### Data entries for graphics
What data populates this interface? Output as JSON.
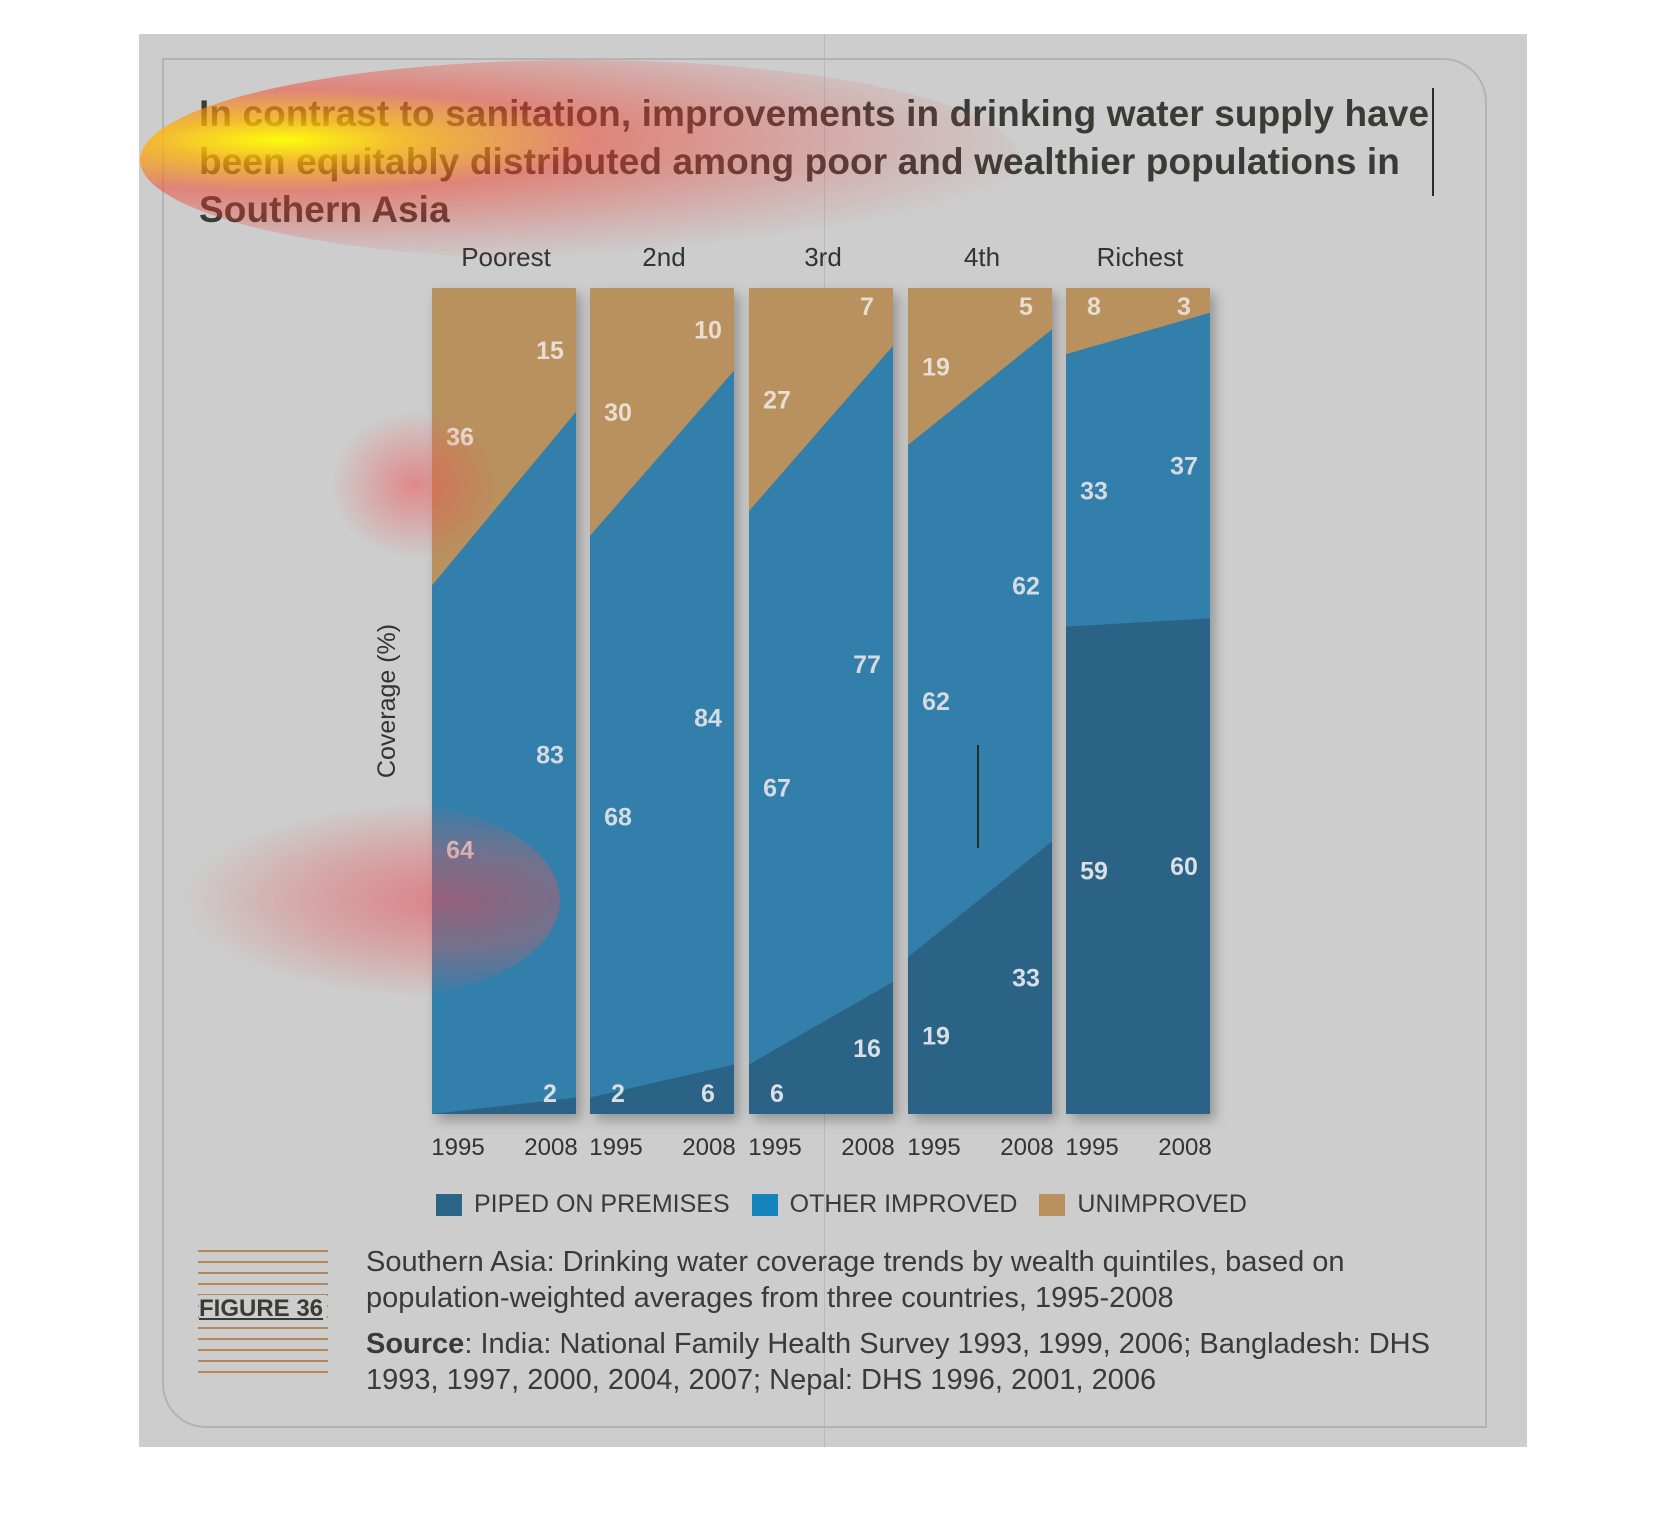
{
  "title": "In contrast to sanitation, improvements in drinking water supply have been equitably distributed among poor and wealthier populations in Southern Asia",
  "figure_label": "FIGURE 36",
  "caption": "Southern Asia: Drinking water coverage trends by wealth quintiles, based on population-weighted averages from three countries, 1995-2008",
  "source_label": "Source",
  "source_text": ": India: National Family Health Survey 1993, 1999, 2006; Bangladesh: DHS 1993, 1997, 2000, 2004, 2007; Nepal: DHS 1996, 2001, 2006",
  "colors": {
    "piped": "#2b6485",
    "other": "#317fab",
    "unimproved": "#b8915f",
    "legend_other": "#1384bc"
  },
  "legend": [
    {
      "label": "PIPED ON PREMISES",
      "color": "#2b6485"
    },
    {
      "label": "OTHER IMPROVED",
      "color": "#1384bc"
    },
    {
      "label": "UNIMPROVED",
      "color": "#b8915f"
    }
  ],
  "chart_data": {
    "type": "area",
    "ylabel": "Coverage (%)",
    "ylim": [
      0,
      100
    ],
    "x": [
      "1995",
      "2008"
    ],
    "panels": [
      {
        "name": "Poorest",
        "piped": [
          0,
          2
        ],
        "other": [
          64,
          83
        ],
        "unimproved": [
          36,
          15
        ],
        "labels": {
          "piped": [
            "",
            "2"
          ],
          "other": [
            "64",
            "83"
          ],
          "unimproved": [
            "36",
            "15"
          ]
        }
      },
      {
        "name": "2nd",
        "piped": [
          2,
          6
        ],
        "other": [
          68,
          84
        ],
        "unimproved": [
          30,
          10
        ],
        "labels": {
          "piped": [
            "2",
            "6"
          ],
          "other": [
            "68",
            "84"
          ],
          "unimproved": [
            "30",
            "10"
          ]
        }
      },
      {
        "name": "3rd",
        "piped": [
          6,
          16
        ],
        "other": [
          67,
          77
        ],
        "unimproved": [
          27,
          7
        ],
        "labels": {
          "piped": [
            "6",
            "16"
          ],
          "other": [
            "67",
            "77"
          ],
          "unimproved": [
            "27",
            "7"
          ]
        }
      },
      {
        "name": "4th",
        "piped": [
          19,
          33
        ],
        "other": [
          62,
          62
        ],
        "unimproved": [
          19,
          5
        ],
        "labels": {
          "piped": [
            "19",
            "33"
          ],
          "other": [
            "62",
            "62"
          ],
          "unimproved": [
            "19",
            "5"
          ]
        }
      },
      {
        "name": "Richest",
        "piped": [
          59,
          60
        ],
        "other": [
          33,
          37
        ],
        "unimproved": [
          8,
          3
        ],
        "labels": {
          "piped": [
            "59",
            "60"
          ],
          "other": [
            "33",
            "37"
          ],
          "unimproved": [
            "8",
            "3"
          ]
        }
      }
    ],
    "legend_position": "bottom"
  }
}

* * *

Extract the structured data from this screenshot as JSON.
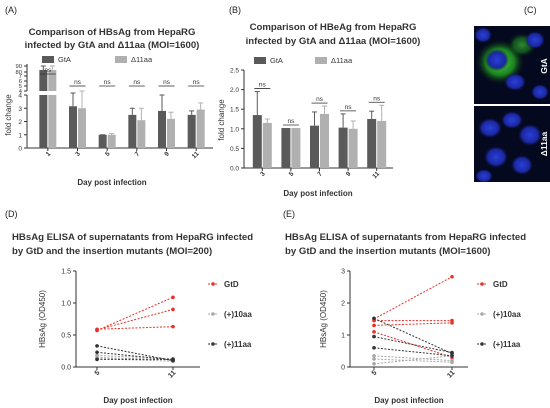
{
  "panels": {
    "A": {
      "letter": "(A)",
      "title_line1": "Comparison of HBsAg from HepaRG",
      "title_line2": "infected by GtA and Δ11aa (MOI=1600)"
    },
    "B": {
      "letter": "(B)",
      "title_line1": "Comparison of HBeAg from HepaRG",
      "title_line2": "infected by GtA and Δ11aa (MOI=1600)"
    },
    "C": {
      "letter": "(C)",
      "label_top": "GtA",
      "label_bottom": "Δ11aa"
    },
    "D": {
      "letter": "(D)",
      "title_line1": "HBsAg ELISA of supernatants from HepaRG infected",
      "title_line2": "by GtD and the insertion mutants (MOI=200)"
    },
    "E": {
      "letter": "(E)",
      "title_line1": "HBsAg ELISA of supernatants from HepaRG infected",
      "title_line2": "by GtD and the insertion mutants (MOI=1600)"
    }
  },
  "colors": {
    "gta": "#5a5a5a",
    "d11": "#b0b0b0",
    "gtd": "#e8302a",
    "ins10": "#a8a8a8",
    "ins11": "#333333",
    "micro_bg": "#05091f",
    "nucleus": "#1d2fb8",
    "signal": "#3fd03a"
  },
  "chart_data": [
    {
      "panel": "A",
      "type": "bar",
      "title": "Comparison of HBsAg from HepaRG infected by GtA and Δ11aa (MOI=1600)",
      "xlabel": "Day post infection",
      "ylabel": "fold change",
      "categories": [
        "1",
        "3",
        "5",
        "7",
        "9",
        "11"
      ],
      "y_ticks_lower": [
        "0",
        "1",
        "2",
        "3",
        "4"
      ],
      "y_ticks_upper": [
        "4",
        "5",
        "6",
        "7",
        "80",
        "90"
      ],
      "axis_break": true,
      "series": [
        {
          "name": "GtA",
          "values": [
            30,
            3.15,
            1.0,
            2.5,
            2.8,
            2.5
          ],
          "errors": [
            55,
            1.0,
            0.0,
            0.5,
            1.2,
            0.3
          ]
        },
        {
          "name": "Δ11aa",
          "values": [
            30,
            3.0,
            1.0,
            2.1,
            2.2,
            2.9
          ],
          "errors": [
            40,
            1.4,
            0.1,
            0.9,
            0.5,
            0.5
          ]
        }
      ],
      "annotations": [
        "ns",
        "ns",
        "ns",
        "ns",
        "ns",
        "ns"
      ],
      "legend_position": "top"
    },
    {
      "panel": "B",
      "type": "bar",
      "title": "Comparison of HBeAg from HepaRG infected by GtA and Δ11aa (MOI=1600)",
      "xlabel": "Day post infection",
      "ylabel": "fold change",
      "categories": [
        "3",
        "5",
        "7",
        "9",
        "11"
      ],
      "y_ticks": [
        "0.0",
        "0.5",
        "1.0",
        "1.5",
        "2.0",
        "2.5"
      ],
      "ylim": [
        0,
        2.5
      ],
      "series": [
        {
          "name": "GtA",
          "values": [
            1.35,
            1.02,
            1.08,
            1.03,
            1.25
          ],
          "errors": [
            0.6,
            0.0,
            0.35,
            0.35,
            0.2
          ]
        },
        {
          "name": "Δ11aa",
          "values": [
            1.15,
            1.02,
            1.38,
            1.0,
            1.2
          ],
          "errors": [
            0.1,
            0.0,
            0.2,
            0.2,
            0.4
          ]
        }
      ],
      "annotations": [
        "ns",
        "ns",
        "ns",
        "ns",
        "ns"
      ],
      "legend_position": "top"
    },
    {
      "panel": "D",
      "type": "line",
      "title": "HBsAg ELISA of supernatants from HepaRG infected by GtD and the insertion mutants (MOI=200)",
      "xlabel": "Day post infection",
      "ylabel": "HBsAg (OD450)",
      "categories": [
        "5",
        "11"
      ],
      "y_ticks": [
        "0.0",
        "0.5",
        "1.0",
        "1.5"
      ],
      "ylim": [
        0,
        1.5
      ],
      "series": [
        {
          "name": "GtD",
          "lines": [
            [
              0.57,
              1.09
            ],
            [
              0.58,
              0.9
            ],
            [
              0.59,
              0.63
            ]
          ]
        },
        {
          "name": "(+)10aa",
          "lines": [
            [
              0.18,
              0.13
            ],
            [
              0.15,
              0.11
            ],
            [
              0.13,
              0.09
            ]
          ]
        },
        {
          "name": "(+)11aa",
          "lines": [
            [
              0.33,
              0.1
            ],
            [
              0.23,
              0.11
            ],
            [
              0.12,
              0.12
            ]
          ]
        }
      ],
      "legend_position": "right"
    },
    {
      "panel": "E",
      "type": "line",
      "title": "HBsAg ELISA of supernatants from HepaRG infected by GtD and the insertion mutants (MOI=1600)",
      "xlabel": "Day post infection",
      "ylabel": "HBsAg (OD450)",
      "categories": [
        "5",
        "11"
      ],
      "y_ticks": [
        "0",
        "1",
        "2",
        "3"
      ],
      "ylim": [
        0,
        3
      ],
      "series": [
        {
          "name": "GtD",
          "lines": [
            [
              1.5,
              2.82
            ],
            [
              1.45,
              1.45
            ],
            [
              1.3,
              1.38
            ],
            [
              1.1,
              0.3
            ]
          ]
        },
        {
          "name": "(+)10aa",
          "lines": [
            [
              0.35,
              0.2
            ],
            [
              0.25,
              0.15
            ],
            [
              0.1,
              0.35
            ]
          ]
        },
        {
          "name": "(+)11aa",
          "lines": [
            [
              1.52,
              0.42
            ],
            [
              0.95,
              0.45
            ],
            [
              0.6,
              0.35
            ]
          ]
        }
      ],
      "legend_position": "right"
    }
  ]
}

...

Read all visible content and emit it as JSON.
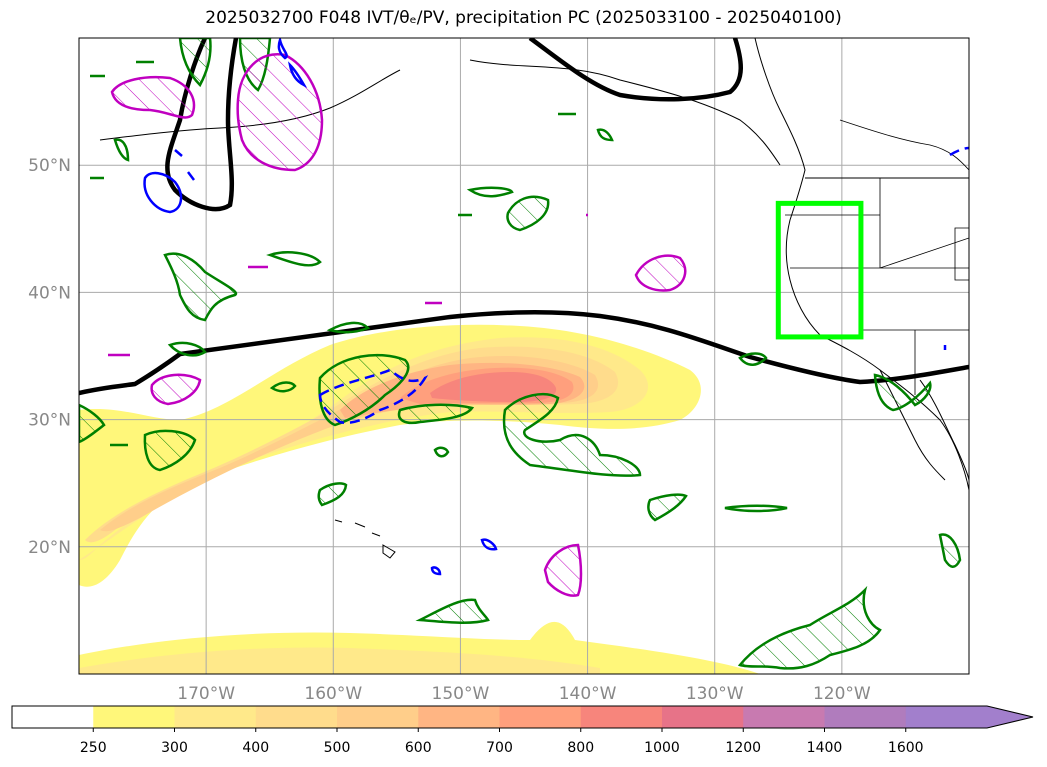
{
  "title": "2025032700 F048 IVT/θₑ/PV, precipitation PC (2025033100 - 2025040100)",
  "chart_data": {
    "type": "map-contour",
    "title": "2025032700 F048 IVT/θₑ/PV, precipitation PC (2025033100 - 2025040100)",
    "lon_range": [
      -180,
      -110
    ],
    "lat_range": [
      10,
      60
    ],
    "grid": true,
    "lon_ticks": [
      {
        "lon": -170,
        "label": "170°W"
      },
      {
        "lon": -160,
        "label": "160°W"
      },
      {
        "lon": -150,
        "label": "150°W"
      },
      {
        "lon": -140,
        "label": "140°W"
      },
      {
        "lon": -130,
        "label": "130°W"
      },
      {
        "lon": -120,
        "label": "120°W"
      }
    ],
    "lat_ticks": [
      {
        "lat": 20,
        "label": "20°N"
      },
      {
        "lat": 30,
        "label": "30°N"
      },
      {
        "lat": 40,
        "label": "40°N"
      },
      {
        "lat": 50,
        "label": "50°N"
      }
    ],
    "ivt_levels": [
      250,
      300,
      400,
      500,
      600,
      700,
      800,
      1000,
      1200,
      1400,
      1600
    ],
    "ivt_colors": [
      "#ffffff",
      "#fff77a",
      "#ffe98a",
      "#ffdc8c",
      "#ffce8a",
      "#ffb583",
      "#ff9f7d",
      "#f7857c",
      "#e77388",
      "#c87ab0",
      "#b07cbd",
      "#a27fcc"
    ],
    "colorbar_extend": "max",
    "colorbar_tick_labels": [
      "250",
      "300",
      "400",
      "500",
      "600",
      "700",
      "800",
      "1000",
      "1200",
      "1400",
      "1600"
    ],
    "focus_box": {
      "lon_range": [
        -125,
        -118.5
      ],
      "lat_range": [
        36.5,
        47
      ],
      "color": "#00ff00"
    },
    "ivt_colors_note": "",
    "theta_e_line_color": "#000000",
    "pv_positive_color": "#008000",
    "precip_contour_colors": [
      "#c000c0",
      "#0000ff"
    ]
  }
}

### What you should do
Report how many lines of the listing above include the word "Comparison". Say nothing but the number.

### Completed task
4